• [Set exercise]: Please report every line from the material that contains the word "基础必考点".

• [Supplied data]:
— BEGIN —

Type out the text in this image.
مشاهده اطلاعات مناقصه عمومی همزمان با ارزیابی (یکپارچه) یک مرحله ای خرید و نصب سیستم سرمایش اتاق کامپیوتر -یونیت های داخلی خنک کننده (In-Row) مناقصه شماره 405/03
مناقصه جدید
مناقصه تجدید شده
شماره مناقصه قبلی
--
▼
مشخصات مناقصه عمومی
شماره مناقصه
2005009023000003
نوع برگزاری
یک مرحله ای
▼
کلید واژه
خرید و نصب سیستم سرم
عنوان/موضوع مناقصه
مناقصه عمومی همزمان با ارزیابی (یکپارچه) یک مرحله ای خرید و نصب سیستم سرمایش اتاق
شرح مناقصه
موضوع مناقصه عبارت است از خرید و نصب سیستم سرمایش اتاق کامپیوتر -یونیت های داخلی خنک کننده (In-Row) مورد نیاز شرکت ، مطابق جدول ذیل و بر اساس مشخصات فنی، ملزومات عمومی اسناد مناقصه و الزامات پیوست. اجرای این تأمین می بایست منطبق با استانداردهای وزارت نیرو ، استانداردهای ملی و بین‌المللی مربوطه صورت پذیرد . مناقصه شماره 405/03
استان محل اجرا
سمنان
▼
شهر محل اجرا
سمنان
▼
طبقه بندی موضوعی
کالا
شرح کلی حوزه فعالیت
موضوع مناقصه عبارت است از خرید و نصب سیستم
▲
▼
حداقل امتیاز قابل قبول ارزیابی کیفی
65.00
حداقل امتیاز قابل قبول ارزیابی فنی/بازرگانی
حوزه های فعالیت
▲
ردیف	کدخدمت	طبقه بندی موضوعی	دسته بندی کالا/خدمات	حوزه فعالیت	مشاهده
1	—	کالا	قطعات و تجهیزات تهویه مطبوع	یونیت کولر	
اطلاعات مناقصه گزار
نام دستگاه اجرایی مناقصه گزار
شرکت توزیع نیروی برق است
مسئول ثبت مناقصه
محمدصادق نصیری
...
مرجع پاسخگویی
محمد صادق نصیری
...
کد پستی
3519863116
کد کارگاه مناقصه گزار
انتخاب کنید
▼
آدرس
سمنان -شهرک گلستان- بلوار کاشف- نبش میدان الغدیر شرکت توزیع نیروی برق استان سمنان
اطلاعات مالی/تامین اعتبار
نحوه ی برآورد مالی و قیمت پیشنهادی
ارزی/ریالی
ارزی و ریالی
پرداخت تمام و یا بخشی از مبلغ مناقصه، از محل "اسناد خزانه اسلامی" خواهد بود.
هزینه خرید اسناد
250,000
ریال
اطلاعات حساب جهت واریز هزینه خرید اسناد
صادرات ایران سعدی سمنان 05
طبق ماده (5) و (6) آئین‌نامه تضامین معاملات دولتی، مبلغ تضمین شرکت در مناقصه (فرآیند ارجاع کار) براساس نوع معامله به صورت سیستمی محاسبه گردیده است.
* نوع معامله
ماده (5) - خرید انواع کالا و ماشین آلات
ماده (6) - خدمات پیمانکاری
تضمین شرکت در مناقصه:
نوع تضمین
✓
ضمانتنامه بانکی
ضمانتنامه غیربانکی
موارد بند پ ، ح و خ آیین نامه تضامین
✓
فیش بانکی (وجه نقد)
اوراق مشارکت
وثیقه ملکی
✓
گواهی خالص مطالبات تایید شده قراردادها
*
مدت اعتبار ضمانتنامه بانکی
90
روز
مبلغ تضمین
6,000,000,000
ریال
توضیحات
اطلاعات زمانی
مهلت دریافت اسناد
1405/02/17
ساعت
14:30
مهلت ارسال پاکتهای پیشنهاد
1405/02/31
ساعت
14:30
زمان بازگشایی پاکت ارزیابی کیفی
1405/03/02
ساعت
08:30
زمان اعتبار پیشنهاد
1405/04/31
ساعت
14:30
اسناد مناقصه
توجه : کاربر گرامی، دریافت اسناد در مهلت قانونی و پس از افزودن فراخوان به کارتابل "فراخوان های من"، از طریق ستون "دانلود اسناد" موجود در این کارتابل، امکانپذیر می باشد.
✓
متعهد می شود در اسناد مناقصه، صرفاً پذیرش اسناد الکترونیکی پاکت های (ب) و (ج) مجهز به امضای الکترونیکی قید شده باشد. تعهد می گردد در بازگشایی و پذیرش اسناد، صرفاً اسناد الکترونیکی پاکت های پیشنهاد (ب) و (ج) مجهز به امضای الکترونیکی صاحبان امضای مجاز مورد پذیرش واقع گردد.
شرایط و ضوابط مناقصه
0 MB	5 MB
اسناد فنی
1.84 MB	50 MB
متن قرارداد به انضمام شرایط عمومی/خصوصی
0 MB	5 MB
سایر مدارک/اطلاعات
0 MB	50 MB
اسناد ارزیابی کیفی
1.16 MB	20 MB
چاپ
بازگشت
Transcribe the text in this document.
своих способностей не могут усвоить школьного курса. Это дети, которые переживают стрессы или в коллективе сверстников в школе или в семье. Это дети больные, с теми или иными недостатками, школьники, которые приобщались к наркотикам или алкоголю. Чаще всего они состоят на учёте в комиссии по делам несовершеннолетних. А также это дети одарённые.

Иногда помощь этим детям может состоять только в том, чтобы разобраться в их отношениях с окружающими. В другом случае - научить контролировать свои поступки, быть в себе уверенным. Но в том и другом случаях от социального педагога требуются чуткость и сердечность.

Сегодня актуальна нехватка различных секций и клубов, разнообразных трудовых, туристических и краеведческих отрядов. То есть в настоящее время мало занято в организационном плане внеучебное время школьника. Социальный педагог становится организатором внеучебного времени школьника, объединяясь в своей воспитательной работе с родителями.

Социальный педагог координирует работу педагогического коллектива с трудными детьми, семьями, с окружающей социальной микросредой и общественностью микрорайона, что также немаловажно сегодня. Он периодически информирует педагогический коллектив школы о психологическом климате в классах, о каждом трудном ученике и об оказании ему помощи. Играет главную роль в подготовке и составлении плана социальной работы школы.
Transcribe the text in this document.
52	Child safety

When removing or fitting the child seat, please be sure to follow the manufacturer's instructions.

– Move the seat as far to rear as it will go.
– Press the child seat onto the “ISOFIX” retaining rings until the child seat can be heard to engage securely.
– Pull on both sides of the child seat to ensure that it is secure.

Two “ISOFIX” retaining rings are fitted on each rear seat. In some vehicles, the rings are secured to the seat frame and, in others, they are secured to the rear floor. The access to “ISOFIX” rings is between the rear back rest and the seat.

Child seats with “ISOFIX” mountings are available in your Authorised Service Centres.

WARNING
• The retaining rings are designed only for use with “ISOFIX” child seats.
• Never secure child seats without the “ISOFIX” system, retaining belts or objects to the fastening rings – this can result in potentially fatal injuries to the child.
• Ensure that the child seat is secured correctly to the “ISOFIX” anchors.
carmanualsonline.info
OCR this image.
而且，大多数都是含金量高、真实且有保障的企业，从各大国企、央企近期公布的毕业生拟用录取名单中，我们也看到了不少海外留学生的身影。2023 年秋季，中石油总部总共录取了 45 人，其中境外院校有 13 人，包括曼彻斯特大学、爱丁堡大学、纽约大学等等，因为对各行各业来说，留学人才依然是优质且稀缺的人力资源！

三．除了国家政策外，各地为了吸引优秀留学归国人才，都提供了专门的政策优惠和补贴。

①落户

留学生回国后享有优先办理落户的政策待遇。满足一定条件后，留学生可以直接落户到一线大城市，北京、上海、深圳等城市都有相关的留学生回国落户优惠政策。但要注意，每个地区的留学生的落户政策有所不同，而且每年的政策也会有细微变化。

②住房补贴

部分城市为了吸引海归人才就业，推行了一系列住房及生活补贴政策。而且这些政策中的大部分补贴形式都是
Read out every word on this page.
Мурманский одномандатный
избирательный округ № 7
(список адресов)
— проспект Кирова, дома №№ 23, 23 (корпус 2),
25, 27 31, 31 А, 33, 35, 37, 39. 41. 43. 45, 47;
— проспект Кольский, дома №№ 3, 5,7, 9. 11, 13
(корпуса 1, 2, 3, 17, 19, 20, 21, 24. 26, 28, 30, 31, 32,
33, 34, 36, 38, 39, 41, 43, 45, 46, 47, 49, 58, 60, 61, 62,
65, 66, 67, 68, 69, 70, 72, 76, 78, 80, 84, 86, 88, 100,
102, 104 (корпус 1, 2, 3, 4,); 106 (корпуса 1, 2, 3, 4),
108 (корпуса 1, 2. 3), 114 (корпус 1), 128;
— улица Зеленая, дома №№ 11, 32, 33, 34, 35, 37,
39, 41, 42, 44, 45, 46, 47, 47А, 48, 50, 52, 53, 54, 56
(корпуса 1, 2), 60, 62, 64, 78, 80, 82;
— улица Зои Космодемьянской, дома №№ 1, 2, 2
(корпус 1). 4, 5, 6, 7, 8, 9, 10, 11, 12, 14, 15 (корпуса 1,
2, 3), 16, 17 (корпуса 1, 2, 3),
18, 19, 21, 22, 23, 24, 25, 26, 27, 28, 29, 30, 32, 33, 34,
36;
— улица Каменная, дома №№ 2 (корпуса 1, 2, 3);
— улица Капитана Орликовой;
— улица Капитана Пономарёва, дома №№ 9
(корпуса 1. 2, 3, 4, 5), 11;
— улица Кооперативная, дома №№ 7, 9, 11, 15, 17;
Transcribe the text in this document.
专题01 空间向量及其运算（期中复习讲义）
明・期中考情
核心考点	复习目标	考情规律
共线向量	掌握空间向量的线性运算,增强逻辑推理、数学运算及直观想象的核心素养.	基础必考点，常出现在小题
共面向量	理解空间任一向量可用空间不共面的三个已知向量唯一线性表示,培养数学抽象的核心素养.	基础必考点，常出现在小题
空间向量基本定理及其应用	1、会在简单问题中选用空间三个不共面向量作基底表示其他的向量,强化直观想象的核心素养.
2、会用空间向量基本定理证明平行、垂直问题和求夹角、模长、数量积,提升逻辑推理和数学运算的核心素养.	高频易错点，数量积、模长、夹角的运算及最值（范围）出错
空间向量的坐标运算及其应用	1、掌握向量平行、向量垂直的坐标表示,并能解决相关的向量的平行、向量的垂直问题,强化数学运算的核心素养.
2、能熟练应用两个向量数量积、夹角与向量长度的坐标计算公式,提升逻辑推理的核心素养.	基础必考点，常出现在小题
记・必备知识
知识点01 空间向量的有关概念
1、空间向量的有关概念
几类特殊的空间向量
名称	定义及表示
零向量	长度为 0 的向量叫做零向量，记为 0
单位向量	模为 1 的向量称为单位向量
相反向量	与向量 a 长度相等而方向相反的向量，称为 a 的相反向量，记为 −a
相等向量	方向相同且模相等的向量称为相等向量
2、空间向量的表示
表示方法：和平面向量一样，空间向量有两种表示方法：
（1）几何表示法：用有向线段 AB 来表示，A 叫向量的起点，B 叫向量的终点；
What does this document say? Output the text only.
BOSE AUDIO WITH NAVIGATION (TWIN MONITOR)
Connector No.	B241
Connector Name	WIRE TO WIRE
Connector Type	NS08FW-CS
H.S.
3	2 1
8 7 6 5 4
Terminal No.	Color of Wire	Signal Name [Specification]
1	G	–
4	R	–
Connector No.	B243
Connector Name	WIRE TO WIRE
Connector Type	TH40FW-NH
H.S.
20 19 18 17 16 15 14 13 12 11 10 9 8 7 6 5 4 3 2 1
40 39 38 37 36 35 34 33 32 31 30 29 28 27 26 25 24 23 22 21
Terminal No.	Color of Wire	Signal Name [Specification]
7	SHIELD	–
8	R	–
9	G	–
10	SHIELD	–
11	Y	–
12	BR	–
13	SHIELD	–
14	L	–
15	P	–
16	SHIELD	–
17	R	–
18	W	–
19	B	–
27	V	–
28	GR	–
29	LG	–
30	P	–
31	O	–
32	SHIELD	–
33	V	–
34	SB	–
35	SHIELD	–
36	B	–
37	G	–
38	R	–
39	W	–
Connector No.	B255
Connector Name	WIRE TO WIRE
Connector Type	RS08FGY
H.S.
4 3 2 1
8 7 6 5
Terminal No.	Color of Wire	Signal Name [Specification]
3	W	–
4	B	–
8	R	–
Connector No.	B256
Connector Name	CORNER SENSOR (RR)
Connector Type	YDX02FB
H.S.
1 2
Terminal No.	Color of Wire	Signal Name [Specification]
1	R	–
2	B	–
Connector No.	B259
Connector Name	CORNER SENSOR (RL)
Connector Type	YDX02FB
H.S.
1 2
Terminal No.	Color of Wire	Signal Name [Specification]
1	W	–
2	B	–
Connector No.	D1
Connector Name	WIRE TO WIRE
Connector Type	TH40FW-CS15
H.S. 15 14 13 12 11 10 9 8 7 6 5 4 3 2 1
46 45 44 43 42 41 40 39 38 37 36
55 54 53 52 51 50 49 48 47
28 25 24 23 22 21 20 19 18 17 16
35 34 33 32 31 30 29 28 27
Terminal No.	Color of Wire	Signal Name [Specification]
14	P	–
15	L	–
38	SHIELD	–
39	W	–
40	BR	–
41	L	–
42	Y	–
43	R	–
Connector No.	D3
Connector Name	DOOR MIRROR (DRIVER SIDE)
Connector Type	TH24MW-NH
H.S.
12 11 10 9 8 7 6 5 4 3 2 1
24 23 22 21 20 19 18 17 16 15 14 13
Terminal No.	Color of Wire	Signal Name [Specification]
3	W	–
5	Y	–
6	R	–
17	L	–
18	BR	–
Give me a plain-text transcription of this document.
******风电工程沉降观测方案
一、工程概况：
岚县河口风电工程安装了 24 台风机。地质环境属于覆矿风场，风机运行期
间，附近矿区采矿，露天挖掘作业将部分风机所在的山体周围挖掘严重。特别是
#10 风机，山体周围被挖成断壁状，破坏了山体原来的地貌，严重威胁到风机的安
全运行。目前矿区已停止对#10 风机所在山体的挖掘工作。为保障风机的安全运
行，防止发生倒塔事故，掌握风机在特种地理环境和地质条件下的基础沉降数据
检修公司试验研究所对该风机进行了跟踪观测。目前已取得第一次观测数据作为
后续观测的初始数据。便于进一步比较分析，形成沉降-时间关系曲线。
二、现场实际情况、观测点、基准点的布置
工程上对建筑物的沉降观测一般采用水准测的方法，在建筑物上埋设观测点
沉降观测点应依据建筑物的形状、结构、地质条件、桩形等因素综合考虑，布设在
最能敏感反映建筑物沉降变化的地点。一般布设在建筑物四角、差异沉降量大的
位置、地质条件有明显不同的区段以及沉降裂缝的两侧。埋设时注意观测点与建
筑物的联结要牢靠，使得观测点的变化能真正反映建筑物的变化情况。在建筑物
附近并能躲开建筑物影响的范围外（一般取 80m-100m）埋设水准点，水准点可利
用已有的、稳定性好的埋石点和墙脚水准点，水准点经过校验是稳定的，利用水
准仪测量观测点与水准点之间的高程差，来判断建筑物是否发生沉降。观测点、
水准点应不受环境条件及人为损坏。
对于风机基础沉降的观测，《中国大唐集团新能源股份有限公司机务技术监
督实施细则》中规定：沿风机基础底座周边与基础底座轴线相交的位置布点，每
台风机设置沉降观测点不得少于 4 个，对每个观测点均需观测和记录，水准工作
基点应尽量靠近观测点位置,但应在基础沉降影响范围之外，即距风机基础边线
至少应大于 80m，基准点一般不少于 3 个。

— END —

• [Output below]:
共线向量	掌握空间向量的线性运算,增强逻辑推理、数学运算及直观想象的核心素养.	基础必考点，常出现在小题
共面向量	理解空间任一向量可用空间不共面的三个已知向量唯一线性表示,培养数学抽象的核心素养.	基础必考点，常出现在小题
2、能熟练应用两个向量数量积、夹角与向量长度的坐标计算公式,提升逻辑推理的核心素养.	基础必考点，常出现在小题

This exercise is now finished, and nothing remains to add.